**Your task:** Output every record below exactly as it appears.

Rows from a dataset:
::::

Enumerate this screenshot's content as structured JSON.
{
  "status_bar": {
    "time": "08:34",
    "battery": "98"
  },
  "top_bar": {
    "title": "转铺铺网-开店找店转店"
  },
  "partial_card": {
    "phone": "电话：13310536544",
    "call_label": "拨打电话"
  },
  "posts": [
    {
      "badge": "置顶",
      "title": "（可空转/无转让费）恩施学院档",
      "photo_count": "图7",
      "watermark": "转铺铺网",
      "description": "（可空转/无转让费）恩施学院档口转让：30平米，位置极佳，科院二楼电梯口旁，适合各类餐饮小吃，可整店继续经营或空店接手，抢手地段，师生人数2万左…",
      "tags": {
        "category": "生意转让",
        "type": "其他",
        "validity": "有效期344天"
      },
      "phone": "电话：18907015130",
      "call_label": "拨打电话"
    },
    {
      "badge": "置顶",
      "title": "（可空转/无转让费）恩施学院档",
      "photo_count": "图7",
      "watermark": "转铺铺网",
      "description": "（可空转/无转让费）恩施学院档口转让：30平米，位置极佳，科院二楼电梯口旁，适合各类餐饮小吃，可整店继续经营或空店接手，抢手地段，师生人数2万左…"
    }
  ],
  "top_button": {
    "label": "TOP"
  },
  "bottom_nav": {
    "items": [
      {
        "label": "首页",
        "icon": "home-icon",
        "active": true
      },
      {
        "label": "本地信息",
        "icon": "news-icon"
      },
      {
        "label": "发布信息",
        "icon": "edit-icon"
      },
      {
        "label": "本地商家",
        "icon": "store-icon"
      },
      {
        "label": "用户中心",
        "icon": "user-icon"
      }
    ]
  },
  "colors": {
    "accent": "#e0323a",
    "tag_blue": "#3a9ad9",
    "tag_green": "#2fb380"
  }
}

::::

**Worked solution:**
Enumerate this screenshot's content as structured JSON.
{
  "status_bar": {
    "time": "08:34",
    "battery": "98"
  },
  "top_bar": {
    "title": "转铺铺网-开店找店转店"
  },
  "partial_card": {
    "phone": "电话：13310536544",
    "call_label": "拨打电话"
  },
  "posts": [
    {
      "badge": "置顶",
      "title": "（可空转/无转让费）恩施学院档",
      "photo_count": "图7",
      "watermark": "转铺铺网",
      "description": "（可空转/无转让费）恩施学院档口转让：30平米，位置极佳，科院二楼电梯口旁，适合各类餐饮小吃，可整店继续经营或空店接手，抢手地段，师生人数2万左…",
      "tags": {
        "category": "生意转让",
        "type": "其他",
        "validity": "有效期344天"
      },
      "phone": "电话：18907015130",
      "call_label": "拨打电话"
    },
    {
      "badge": "置顶",
      "title": "（可空转/无转让费）恩施学院档",
      "photo_count": "图7",
      "watermark": "转铺铺网",
      "description": "（可空转/无转让费）恩施学院档口转让：30平米，位置极佳，科院二楼电梯口旁，适合各类餐饮小吃，可整店继续经营或空店接手，抢手地段，师生人数2万左…"
    }
  ],
  "top_button": {
    "label": "TOP"
  },
  "bottom_nav": {
    "items": [
      {
        "label": "首页",
        "icon": "home-icon",
        "active": true
      },
      {
        "label": "本地信息",
        "icon": "news-icon"
      },
      {
        "label": "发布信息",
        "icon": "edit-icon"
      },
      {
        "label": "本地商家",
        "icon": "store-icon"
      },
      {
        "label": "用户中心",
        "icon": "user-icon"
      }
    ]
  },
  "colors": {
    "accent": "#e0323a",
    "tag_blue": "#3a9ad9",
    "tag_green": "#2fb380"
  }
}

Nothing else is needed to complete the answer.